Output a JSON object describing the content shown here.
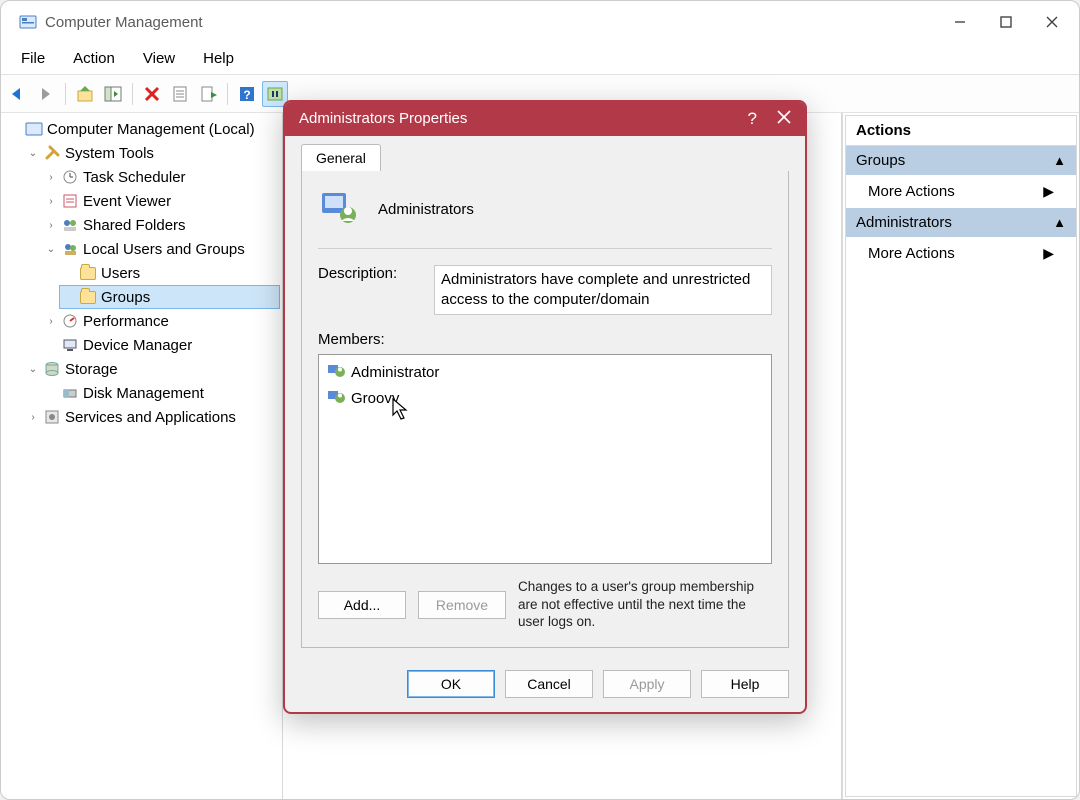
{
  "window": {
    "title": "Computer Management"
  },
  "menu": [
    "File",
    "Action",
    "View",
    "Help"
  ],
  "tree": {
    "root": "Computer Management (Local)",
    "system_tools": "System Tools",
    "task_scheduler": "Task Scheduler",
    "event_viewer": "Event Viewer",
    "shared_folders": "Shared Folders",
    "local_users": "Local Users and Groups",
    "users": "Users",
    "groups": "Groups",
    "performance": "Performance",
    "device_manager": "Device Manager",
    "storage": "Storage",
    "disk_mgmt": "Disk Management",
    "services_apps": "Services and Applications"
  },
  "actions": {
    "pane_title": "Actions",
    "section1": "Groups",
    "item1": "More Actions",
    "section2": "Administrators",
    "item2": "More Actions"
  },
  "dialog": {
    "title": "Administrators Properties",
    "tab_general": "General",
    "group_name": "Administrators",
    "desc_label": "Description:",
    "desc_value": "Administrators have complete and unrestricted access to the computer/domain",
    "members_label": "Members:",
    "members": [
      "Administrator",
      "Groovy"
    ],
    "add_btn": "Add...",
    "remove_btn": "Remove",
    "note": "Changes to a user's group membership are not effective until the next time the user logs on.",
    "ok": "OK",
    "cancel": "Cancel",
    "apply": "Apply",
    "help": "Help"
  }
}
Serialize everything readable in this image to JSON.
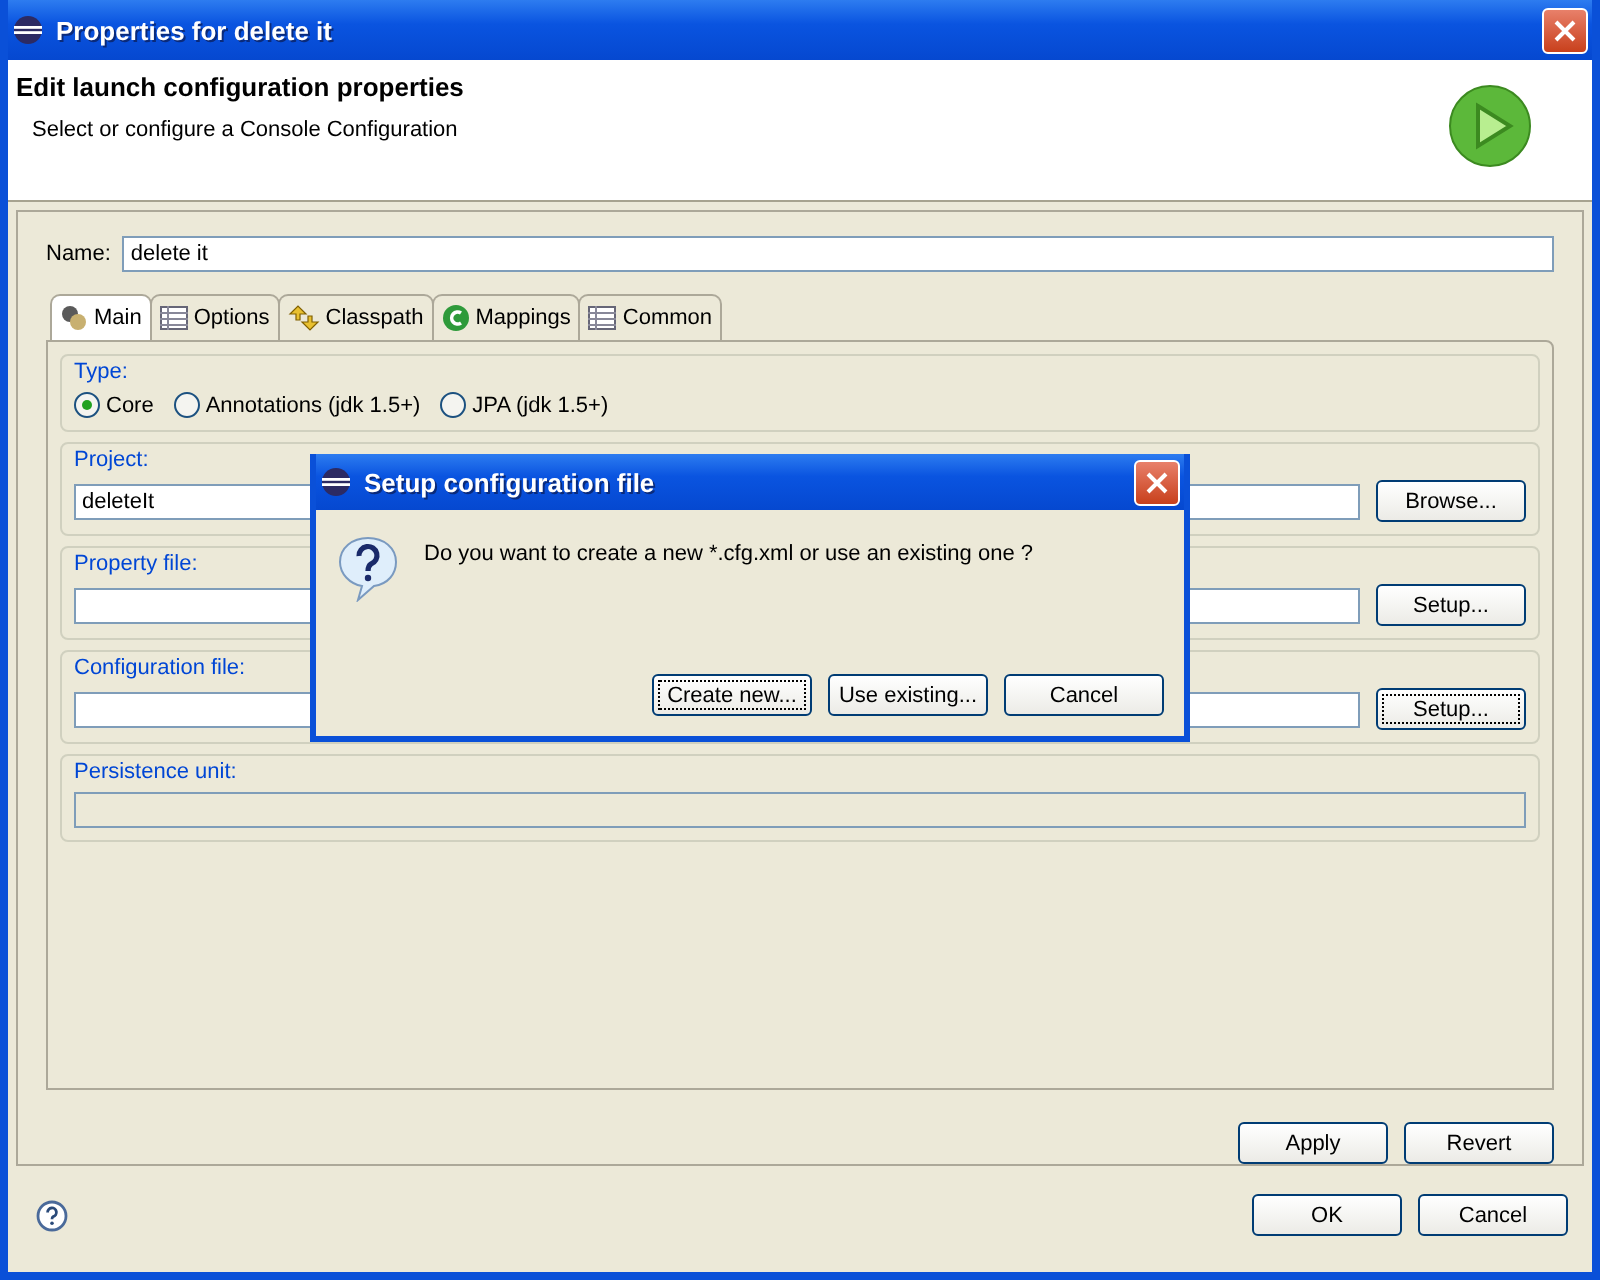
{
  "window": {
    "title": "Properties for delete it"
  },
  "header": {
    "title": "Edit launch configuration properties",
    "subtitle": "Select or configure a Console Configuration"
  },
  "name_field": {
    "label": "Name:",
    "value": "delete it"
  },
  "tabs": [
    {
      "label": "Main",
      "kind": "main",
      "selected": true
    },
    {
      "label": "Options",
      "kind": "table",
      "selected": false
    },
    {
      "label": "Classpath",
      "kind": "classpath",
      "selected": false
    },
    {
      "label": "Mappings",
      "kind": "mappings",
      "selected": false
    },
    {
      "label": "Common",
      "kind": "table",
      "selected": false
    }
  ],
  "type_group": {
    "label": "Type:",
    "options": [
      {
        "label": "Core",
        "selected": true
      },
      {
        "label": "Annotations (jdk 1.5+)",
        "selected": false
      },
      {
        "label": "JPA (jdk 1.5+)",
        "selected": false
      }
    ]
  },
  "groups": [
    {
      "label": "Project:",
      "value": "deleteIt",
      "button": "Browse...",
      "focused": false,
      "disabled": false
    },
    {
      "label": "Property file:",
      "button": "Setup...",
      "focused": false,
      "disabled": false
    },
    {
      "label": "Configuration file:",
      "button": "Setup...",
      "focused": true,
      "disabled": false
    },
    {
      "label": "Persistence unit:",
      "disabled": true
    }
  ],
  "tab_buttons": [
    "Apply",
    "Revert"
  ],
  "buttons": [
    "OK",
    "Cancel"
  ],
  "dialog": {
    "title": "Setup configuration file",
    "message": "Do you want to create a new *.cfg.xml or use an existing one ?",
    "buttons": [
      {
        "label": "Create new...",
        "focused": true
      },
      {
        "label": "Use existing...",
        "focused": false
      },
      {
        "label": "Cancel",
        "focused": false
      }
    ]
  }
}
▬▬▬▬▬▬
» SET TASK
Quote exactly the lines from the one that contains "Serialize everything readable" through the end of the listing above, both ends included, leaving out the pictures.

» EXERCISE SOLUTION
Serialize everything readable in this image to JSON.
{
  "window": {
    "title": "Properties for delete it"
  },
  "header": {
    "title": "Edit launch configuration properties",
    "subtitle": "Select or configure a Console Configuration"
  },
  "name_field": {
    "label": "Name:",
    "value": "delete it"
  },
  "tabs": [
    {
      "label": "Main",
      "kind": "main",
      "selected": true
    },
    {
      "label": "Options",
      "kind": "table",
      "selected": false
    },
    {
      "label": "Classpath",
      "kind": "classpath",
      "selected": false
    },
    {
      "label": "Mappings",
      "kind": "mappings",
      "selected": false
    },
    {
      "label": "Common",
      "kind": "table",
      "selected": false
    }
  ],
  "type_group": {
    "label": "Type:",
    "options": [
      {
        "label": "Core",
        "selected": true
      },
      {
        "label": "Annotations (jdk 1.5+)",
        "selected": false
      },
      {
        "label": "JPA (jdk 1.5+)",
        "selected": false
      }
    ]
  },
  "groups": [
    {
      "label": "Project:",
      "value": "deleteIt",
      "button": "Browse...",
      "focused": false,
      "disabled": false
    },
    {
      "label": "Property file:",
      "button": "Setup...",
      "focused": false,
      "disabled": false
    },
    {
      "label": "Configuration file:",
      "button": "Setup...",
      "focused": true,
      "disabled": false
    },
    {
      "label": "Persistence unit:",
      "disabled": true
    }
  ],
  "tab_buttons": [
    "Apply",
    "Revert"
  ],
  "buttons": [
    "OK",
    "Cancel"
  ],
  "dialog": {
    "title": "Setup configuration file",
    "message": "Do you want to create a new *.cfg.xml or use an existing one ?",
    "buttons": [
      {
        "label": "Create new...",
        "focused": true
      },
      {
        "label": "Use existing...",
        "focused": false
      },
      {
        "label": "Cancel",
        "focused": false
      }
    ]
  }
}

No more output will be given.